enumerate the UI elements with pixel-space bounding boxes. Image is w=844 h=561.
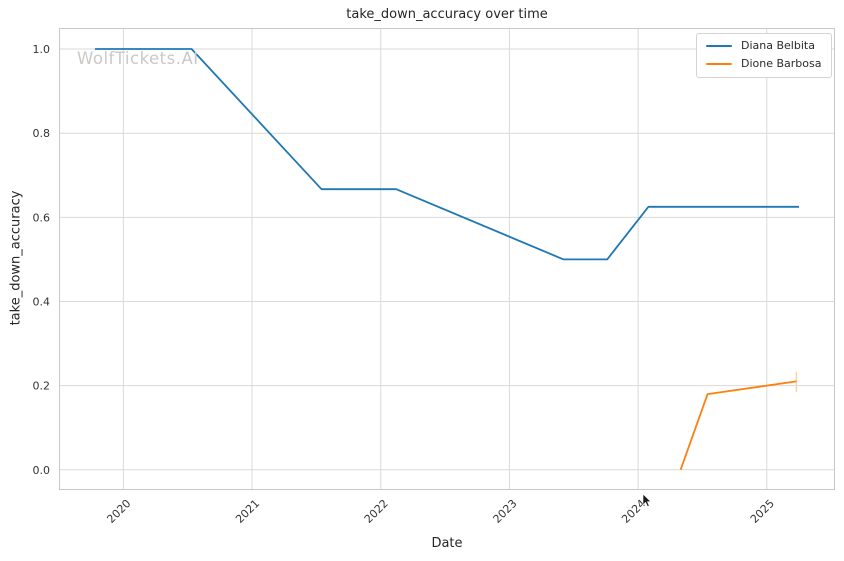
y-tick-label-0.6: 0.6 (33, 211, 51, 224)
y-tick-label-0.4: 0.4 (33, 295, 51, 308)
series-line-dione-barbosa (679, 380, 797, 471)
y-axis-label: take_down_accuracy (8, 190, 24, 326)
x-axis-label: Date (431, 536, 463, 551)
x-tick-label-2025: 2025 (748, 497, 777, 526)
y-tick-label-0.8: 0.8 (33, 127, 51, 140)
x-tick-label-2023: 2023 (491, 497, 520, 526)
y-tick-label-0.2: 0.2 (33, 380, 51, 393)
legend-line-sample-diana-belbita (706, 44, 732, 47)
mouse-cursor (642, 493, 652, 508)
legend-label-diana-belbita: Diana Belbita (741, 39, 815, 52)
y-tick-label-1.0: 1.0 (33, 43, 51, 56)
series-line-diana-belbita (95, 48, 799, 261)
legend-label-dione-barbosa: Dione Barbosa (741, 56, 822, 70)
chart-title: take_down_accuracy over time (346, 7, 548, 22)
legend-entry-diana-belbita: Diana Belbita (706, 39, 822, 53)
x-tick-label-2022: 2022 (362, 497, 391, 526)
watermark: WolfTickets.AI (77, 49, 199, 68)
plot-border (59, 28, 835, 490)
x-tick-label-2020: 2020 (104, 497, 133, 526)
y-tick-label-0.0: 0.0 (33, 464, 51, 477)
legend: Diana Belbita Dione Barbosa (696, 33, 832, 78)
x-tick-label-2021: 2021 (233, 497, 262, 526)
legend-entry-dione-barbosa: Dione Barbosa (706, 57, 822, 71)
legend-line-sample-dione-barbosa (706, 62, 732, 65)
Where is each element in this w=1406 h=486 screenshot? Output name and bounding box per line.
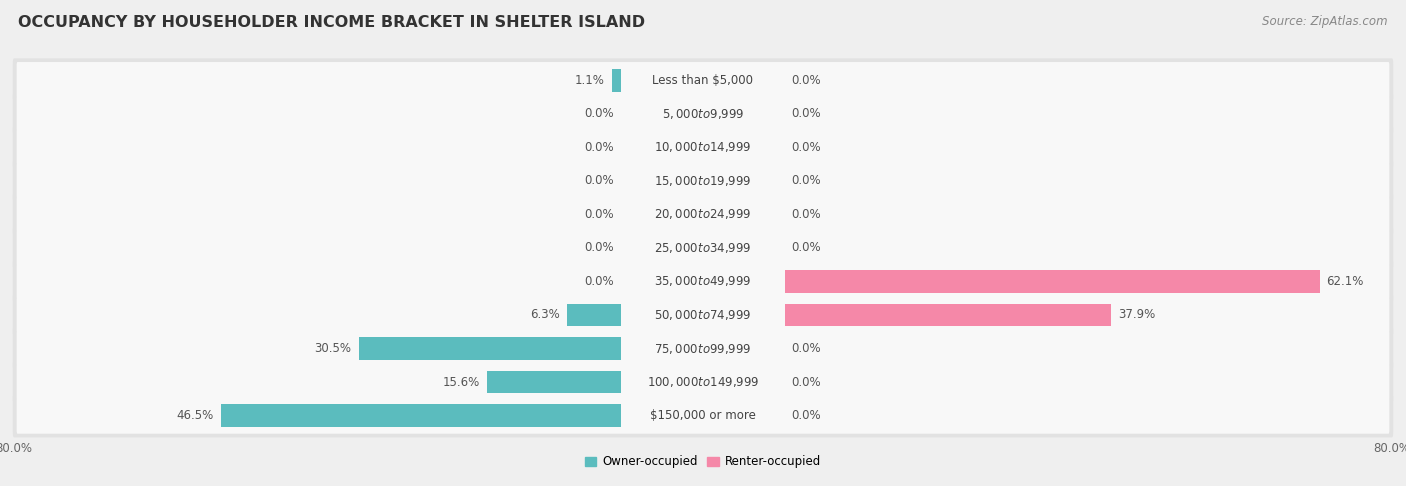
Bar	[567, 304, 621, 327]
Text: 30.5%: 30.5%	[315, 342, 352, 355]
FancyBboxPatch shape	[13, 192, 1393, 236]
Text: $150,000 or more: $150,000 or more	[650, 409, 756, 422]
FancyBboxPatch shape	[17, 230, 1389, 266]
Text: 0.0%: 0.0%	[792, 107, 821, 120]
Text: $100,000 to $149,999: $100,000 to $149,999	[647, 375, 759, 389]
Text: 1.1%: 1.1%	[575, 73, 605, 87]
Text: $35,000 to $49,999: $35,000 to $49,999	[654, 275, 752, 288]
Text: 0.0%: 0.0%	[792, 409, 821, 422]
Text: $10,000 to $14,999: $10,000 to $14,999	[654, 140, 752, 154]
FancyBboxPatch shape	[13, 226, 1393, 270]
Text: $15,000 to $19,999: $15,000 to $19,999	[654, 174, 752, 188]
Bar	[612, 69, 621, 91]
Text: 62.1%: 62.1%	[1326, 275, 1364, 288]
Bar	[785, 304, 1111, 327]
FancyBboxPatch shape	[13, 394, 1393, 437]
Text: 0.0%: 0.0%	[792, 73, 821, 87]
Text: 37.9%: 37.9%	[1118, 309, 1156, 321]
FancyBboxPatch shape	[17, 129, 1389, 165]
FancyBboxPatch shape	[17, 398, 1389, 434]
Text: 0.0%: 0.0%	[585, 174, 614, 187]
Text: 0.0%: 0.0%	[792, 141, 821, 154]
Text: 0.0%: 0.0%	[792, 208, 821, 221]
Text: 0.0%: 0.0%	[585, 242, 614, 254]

☆ ☆ ☆ ☆

▸ YOUR INSTRUCTIONS: Copy every line of the listing above word for word, leaving out the pictures.

▸ FINISHED TASK:
enumerate the UI elements with pixel-space bounding boxes. Image is w=844 h=561.
y-tick-label-0.6: 0.6 (33, 211, 51, 224)
y-tick-label-0.4: 0.4 (33, 295, 51, 308)
series-line-dione-barbosa (679, 380, 797, 471)
y-axis-label: take_down_accuracy (8, 190, 24, 326)
x-axis-label: Date (431, 536, 463, 551)
x-tick-label-2025: 2025 (748, 497, 777, 526)
y-tick-label-0.8: 0.8 (33, 127, 51, 140)
x-tick-label-2023: 2023 (491, 497, 520, 526)
y-tick-label-0.2: 0.2 (33, 380, 51, 393)
legend-line-sample-diana-belbita (706, 44, 732, 47)
mouse-cursor (642, 493, 652, 508)
legend-label-diana-belbita: Diana Belbita (741, 39, 815, 52)
y-tick-label-1.0: 1.0 (33, 43, 51, 56)
series-line-diana-belbita (95, 48, 799, 261)
legend-label-dione-barbosa: Dione Barbosa (741, 56, 822, 70)
chart-title: take_down_accuracy over time (346, 7, 548, 22)
legend-entry-diana-belbita: Diana Belbita (706, 39, 822, 53)
x-tick-label-2022: 2022 (362, 497, 391, 526)
watermark: WolfTickets.AI (77, 49, 199, 68)
plot-border (59, 28, 835, 490)
x-tick-label-2020: 2020 (104, 497, 133, 526)
y-tick-label-0.0: 0.0 (33, 464, 51, 477)
legend: Diana Belbita Dione Barbosa (696, 33, 832, 78)
x-tick-label-2021: 2021 (233, 497, 262, 526)
legend-entry-dione-barbosa: Dione Barbosa (706, 57, 822, 71)
legend-line-sample-dione-barbosa (706, 62, 732, 65)
Where is each element in this w=1406 h=486 screenshot? Output name and bounding box per line.
Bar	[567, 304, 621, 327]
Text: 30.5%: 30.5%	[315, 342, 352, 355]
FancyBboxPatch shape	[13, 192, 1393, 236]
Text: $150,000 or more: $150,000 or more	[650, 409, 756, 422]
FancyBboxPatch shape	[17, 230, 1389, 266]
Text: 0.0%: 0.0%	[792, 107, 821, 120]
Text: $100,000 to $149,999: $100,000 to $149,999	[647, 375, 759, 389]
Text: 1.1%: 1.1%	[575, 73, 605, 87]
Text: $35,000 to $49,999: $35,000 to $49,999	[654, 275, 752, 288]
Text: 0.0%: 0.0%	[792, 409, 821, 422]
Text: $10,000 to $14,999: $10,000 to $14,999	[654, 140, 752, 154]
FancyBboxPatch shape	[13, 226, 1393, 270]
Text: $15,000 to $19,999: $15,000 to $19,999	[654, 174, 752, 188]
Bar	[612, 69, 621, 91]
Text: 62.1%: 62.1%	[1326, 275, 1364, 288]
Bar	[785, 304, 1111, 327]
FancyBboxPatch shape	[13, 394, 1393, 437]
Text: 0.0%: 0.0%	[792, 73, 821, 87]
Text: 37.9%: 37.9%	[1118, 309, 1156, 321]
FancyBboxPatch shape	[17, 129, 1389, 165]
FancyBboxPatch shape	[17, 398, 1389, 434]
Text: 0.0%: 0.0%	[585, 174, 614, 187]
Text: 0.0%: 0.0%	[792, 141, 821, 154]
Text: 0.0%: 0.0%	[792, 208, 821, 221]
Text: 0.0%: 0.0%	[585, 242, 614, 254]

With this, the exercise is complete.